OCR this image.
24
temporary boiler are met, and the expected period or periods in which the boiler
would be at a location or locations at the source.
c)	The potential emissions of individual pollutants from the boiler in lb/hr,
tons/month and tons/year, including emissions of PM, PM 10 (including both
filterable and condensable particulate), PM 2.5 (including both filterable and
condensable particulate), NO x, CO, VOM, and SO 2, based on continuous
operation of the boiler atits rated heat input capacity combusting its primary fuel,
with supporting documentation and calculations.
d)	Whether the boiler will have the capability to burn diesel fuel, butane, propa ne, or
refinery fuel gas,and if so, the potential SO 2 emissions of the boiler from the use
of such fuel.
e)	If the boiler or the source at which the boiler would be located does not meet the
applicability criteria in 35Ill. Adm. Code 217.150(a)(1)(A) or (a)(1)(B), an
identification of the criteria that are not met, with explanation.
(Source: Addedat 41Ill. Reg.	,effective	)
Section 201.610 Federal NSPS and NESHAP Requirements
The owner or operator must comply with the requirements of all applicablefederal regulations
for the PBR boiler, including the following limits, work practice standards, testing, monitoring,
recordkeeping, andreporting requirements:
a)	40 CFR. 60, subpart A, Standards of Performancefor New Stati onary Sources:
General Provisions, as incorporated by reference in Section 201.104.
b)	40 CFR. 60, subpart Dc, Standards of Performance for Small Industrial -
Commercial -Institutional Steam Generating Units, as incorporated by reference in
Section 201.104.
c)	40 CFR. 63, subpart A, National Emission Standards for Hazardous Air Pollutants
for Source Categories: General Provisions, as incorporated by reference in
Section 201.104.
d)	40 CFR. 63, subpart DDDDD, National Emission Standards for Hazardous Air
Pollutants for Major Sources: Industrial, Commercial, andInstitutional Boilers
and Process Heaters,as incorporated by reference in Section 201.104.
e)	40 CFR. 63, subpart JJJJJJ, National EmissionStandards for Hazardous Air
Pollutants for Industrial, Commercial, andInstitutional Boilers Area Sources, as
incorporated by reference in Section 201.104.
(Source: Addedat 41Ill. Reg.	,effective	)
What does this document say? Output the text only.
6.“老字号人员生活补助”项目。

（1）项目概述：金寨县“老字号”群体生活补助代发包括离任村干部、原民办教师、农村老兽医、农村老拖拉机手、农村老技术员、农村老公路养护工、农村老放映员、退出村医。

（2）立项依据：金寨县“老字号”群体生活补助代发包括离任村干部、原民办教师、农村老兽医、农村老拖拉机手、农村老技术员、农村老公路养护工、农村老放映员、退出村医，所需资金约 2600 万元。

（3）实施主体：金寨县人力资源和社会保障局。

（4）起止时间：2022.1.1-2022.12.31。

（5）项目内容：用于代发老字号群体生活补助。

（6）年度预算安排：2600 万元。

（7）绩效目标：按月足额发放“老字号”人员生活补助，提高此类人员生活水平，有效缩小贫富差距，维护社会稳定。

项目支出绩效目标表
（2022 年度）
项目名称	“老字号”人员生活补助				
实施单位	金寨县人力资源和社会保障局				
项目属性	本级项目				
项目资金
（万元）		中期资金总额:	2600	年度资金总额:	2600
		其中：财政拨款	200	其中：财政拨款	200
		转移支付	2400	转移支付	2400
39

Problem
Give back all the data exactly as written.

The result
OCR this image.
24
temporary boiler are met, and the expected period or periods in which the boiler
would be at a location or locations at the source.
c)	The potential emissions of individual pollutants from the boiler in lb/hr,
tons/month and tons/year, including emissions of PM, PM 10 (including both
filterable and condensable particulate), PM 2.5 (including both filterable and
condensable particulate), NO x, CO, VOM, and SO 2, based on continuous
operation of the boiler atits rated heat input capacity combusting its primary fuel,
with supporting documentation and calculations.
d)	Whether the boiler will have the capability to burn diesel fuel, butane, propa ne, or
refinery fuel gas,and if so, the potential SO 2 emissions of the boiler from the use
of such fuel.
e)	If the boiler or the source at which the boiler would be located does not meet the
applicability criteria in 35Ill. Adm. Code 217.150(a)(1)(A) or (a)(1)(B), an
identification of the criteria that are not met, with explanation.
(Source: Addedat 41Ill. Reg.	,effective	)
Section 201.610 Federal NSPS and NESHAP Requirements
The owner or operator must comply with the requirements of all applicablefederal regulations
for the PBR boiler, including the following limits, work practice standards, testing, monitoring,
recordkeeping, andreporting requirements:
a)	40 CFR. 60, subpart A, Standards of Performancefor New Stati onary Sources:
General Provisions, as incorporated by reference in Section 201.104.
b)	40 CFR. 60, subpart Dc, Standards of Performance for Small Industrial -
Commercial -Institutional Steam Generating Units, as incorporated by reference in
Section 201.104.
c)	40 CFR. 63, subpart A, National Emission Standards for Hazardous Air Pollutants
for Source Categories: General Provisions, as incorporated by reference in
Section 201.104.
d)	40 CFR. 63, subpart DDDDD, National Emission Standards for Hazardous Air
Pollutants for Major Sources: Industrial, Commercial, andInstitutional Boilers
and Process Heaters,as incorporated by reference in Section 201.104.
e)	40 CFR. 63, subpart JJJJJJ, National EmissionStandards for Hazardous Air
Pollutants for Industrial, Commercial, andInstitutional Boilers Area Sources, as
incorporated by reference in Section 201.104.
(Source: Addedat 41Ill. Reg.	,effective	)
What does this document say? Output the text only.
6.“老字号人员生活补助”项目。

（1）项目概述：金寨县“老字号”群体生活补助代发包括离任村干部、原民办教师、农村老兽医、农村老拖拉机手、农村老技术员、农村老公路养护工、农村老放映员、退出村医。

（2）立项依据：金寨县“老字号”群体生活补助代发包括离任村干部、原民办教师、农村老兽医、农村老拖拉机手、农村老技术员、农村老公路养护工、农村老放映员、退出村医，所需资金约 2600 万元。

（3）实施主体：金寨县人力资源和社会保障局。

（4）起止时间：2022.1.1-2022.12.31。

（5）项目内容：用于代发老字号群体生活补助。

（6）年度预算安排：2600 万元。

（7）绩效目标：按月足额发放“老字号”人员生活补助，提高此类人员生活水平，有效缩小贫富差距，维护社会稳定。

项目支出绩效目标表
（2022 年度）
项目名称	“老字号”人员生活补助				
实施单位	金寨县人力资源和社会保障局				
项目属性	本级项目				
项目资金
（万元）		中期资金总额:	2600	年度资金总额:	2600
		其中：财政拨款	200	其中：财政拨款	200
		转移支付	2400	转移支付	2400
39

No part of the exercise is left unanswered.